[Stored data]
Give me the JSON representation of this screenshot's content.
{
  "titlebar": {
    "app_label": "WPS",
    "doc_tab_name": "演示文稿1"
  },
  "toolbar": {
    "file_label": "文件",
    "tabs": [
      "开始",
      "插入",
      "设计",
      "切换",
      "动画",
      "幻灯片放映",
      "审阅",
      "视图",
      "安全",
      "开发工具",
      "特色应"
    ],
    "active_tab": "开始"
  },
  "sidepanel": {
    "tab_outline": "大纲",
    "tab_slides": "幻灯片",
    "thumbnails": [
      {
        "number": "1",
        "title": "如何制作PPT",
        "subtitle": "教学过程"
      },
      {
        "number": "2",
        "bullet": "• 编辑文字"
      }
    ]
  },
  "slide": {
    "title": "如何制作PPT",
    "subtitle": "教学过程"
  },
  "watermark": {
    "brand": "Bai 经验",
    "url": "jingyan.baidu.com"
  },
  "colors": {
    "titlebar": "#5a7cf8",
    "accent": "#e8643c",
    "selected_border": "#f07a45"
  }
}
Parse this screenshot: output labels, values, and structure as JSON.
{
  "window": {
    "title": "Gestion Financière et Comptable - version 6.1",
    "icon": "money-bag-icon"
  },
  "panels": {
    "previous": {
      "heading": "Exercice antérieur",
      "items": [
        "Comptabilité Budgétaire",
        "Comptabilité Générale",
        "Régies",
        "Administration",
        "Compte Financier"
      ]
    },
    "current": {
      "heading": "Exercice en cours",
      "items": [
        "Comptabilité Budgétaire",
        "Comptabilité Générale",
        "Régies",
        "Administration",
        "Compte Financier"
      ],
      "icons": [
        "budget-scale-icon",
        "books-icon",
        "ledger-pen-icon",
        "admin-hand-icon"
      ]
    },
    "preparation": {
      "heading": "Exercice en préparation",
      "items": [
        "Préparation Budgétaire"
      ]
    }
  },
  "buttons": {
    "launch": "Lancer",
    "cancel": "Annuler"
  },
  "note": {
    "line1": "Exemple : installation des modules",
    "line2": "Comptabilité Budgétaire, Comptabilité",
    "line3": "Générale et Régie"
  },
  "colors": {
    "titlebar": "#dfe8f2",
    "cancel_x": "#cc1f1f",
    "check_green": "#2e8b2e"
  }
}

▸ Task brief
Copy every line of the material, please, keeping it exactly the same.

▸ Written solution
Give me the JSON representation of this screenshot's content.
{
  "titlebar": {
    "app_label": "WPS",
    "doc_tab_name": "演示文稿1"
  },
  "toolbar": {
    "file_label": "文件",
    "tabs": [
      "开始",
      "插入",
      "设计",
      "切换",
      "动画",
      "幻灯片放映",
      "审阅",
      "视图",
      "安全",
      "开发工具",
      "特色应"
    ],
    "active_tab": "开始"
  },
  "sidepanel": {
    "tab_outline": "大纲",
    "tab_slides": "幻灯片",
    "thumbnails": [
      {
        "number": "1",
        "title": "如何制作PPT",
        "subtitle": "教学过程"
      },
      {
        "number": "2",
        "bullet": "• 编辑文字"
      }
    ]
  },
  "slide": {
    "title": "如何制作PPT",
    "subtitle": "教学过程"
  },
  "watermark": {
    "brand": "Bai 经验",
    "url": "jingyan.baidu.com"
  },
  "colors": {
    "titlebar": "#5a7cf8",
    "accent": "#e8643c",
    "selected_border": "#f07a45"
  }
}
Parse this screenshot: output labels, values, and structure as JSON.
{
  "window": {
    "title": "Gestion Financière et Comptable - version 6.1",
    "icon": "money-bag-icon"
  },
  "panels": {
    "previous": {
      "heading": "Exercice antérieur",
      "items": [
        "Comptabilité Budgétaire",
        "Comptabilité Générale",
        "Régies",
        "Administration",
        "Compte Financier"
      ]
    },
    "current": {
      "heading": "Exercice en cours",
      "items": [
        "Comptabilité Budgétaire",
        "Comptabilité Générale",
        "Régies",
        "Administration",
        "Compte Financier"
      ],
      "icons": [
        "budget-scale-icon",
        "books-icon",
        "ledger-pen-icon",
        "admin-hand-icon"
      ]
    },
    "preparation": {
      "heading": "Exercice en préparation",
      "items": [
        "Préparation Budgétaire"
      ]
    }
  },
  "buttons": {
    "launch": "Lancer",
    "cancel": "Annuler"
  },
  "note": {
    "line1": "Exemple : installation des modules",
    "line2": "Comptabilité Budgétaire, Comptabilité",
    "line3": "Générale et Régie"
  },
  "colors": {
    "titlebar": "#dfe8f2",
    "cancel_x": "#cc1f1f",
    "check_green": "#2e8b2e"
  }
}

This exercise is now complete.